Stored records
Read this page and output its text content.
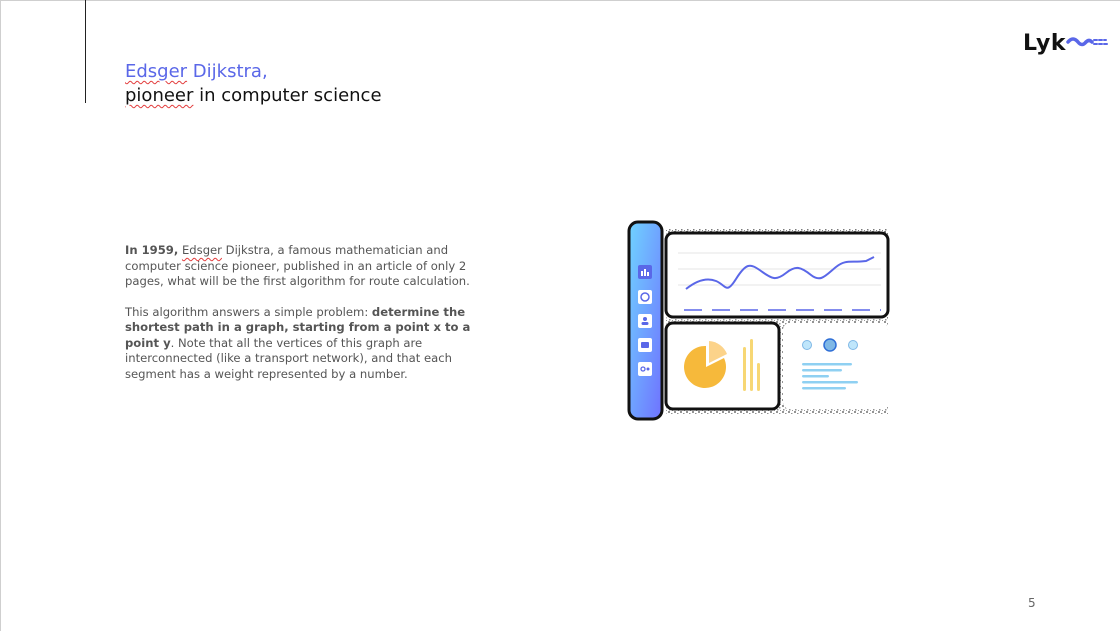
Edsger Dijkstra,
pioneer in computer science
Lyk

In 1959, Edsger Dijkstra, a famous mathematician and computer science pioneer, published in an article of only 2 pages, what will be the first algorithm for route calculation.

This algorithm answers a simple problem: determine the shortest path in a graph, starting from a point x to a point y. Note that all the vertices of this graph are interconnected (like a transport network), and that each segment has a weight represented by a number.

5
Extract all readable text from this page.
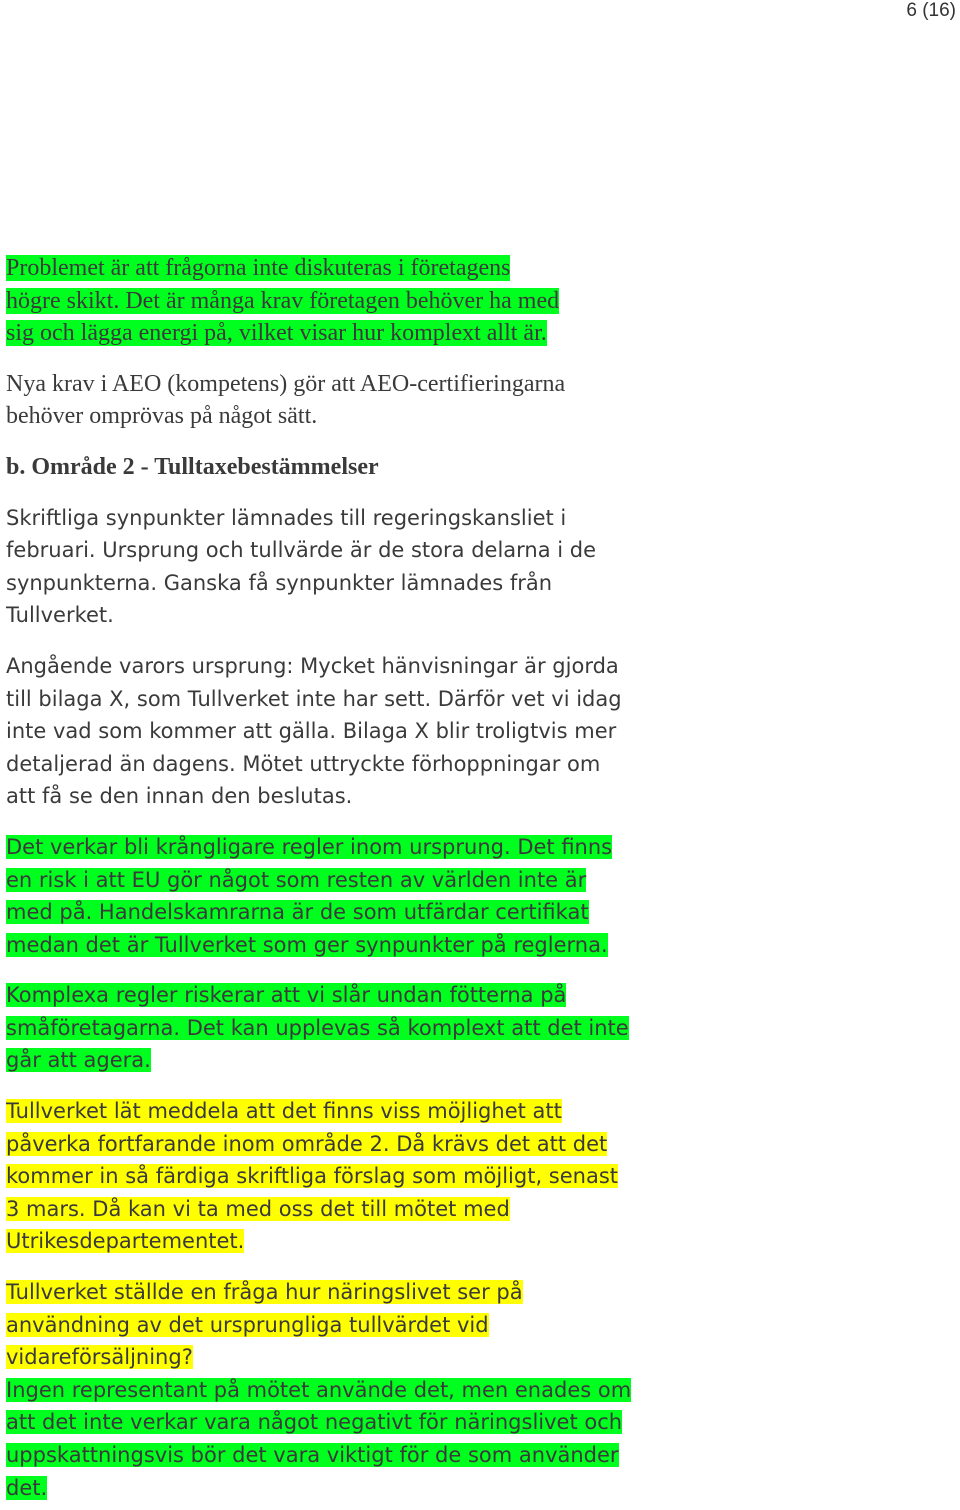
6 (16)
Problemet är att frågorna inte diskuteras i företagens
högre skikt. Det är många krav företagen behöver ha med
sig och lägga energi på, vilket visar hur komplext allt är.
Nya krav i AEO (kompetens) gör att AEO-certifieringarna
behöver omprövas på något sätt.
b. Område 2 - Tulltaxebestämmelser
Skriftliga synpunkter lämnades till regeringskansliet i
februari. Ursprung och tullvärde är de stora delarna i de
synpunkterna. Ganska få synpunkter lämnades från
Tullverket.
Angående varors ursprung: Mycket hänvisningar är gjorda
till bilaga X, som Tullverket inte har sett. Därför vet vi idag
inte vad som kommer att gälla. Bilaga X blir troligtvis mer
detaljerad än dagens. Mötet uttryckte förhoppningar om
att få se den innan den beslutas.
Det verkar bli krångligare regler inom ursprung. Det finns
en risk i att EU gör något som resten av världen inte är
med på. Handelskamrarna är de som utfärdar certifikat
medan det är Tullverket som ger synpunkter på reglerna.
Komplexa regler riskerar att vi slår undan fötterna på
småföretagarna. Det kan upplevas så komplext att det inte
går att agera.
Tullverket lät meddela att det finns viss möjlighet att
påverka fortfarande inom område 2. Då krävs det att det
kommer in så färdiga skriftliga förslag som möjligt, senast
3 mars. Då kan vi ta med oss det till mötet med
Utrikesdepartementet.
Tullverket ställde en fråga hur näringslivet ser på
användning av det ursprungliga tullvärdet vid
vidareförsäljning?
Ingen representant på mötet använde det, men enades om
att det inte verkar vara något negativt för näringslivet och
uppskattningsvis bör det vara viktigt för de som använder
det.
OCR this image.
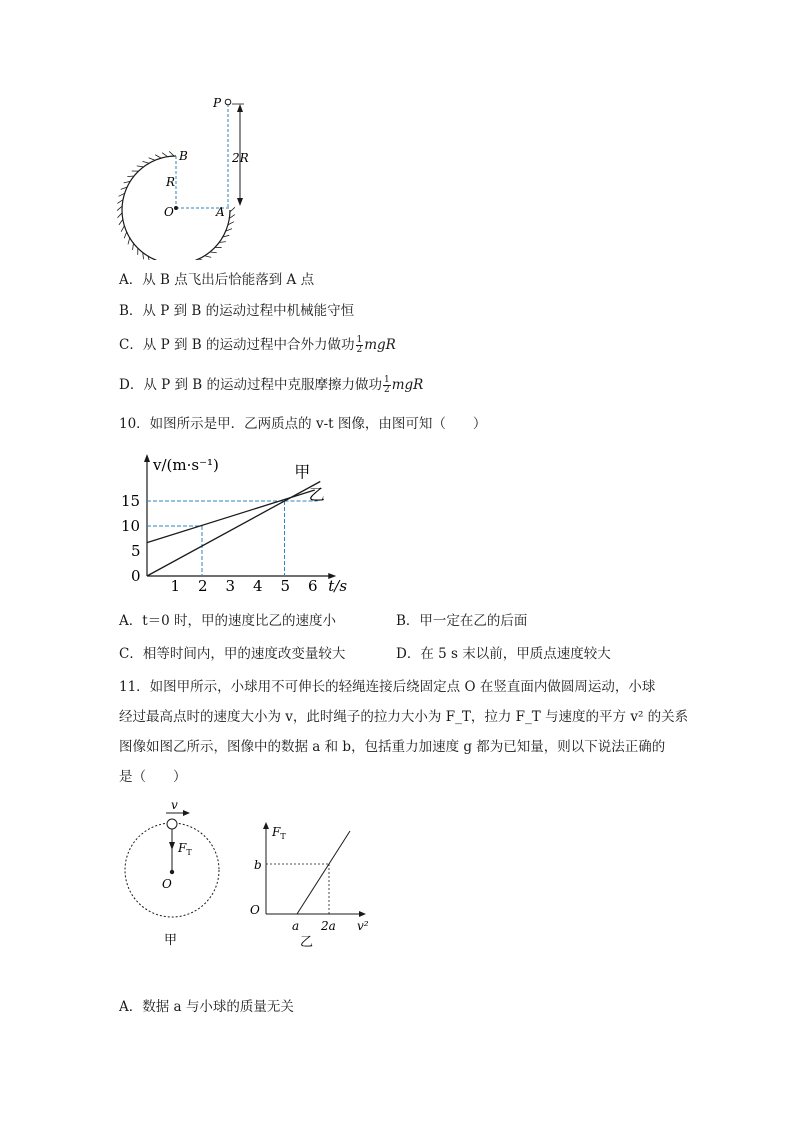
P
B
R
O	A
2R
A．从 B 点飞出后恰能落到 A 点
B．从 P 到 B 的运动过程中机械能守恒
C．从 P 到 B 的运动过程中合外力做功 $\frac{1}{2}$ mgR
D．从 P 到 B 的运动过程中克服摩擦力做功 $\frac{1}{2}$ mgR
10．如图所示是甲．乙两质点的 v-t 图像，由图可知（　　）
甲
乙
1 2 3 4 5 6
0
5
10
15
t/s
v/(m·s⁻¹)
A．t＝0 时，甲的速度比乙的速度小	B．甲一定在乙的后面
C．相等时间内，甲的速度改变量较大	D．在 5 s 末以前，甲质点速度较大
11．如图甲所示，小球用不可伸长的轻绳连接后绕固定点 O 在竖直面内做圆周运动，小球
经过最高点时的速度大小为 v，此时绳子的拉力大小为 F_T，拉力 F_T 与速度的平方 v² 的关系
图像如图乙所示，图像中的数据 a 和 b，包括重力加速度 g 都为已知量，则以下说法正确的
是（　　）
v
$F_T$
O
甲
$F_T$
b
O
a 2a v²
乙
A．数据 a 与小球的质量无关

**AIM**
Copy in full each line that holds the word "finns".

**EXERCISE ANSWER**
Det verkar bli krångligare regler inom ursprung. Det finns
Tullverket lät meddela att det finns viss möjlighet att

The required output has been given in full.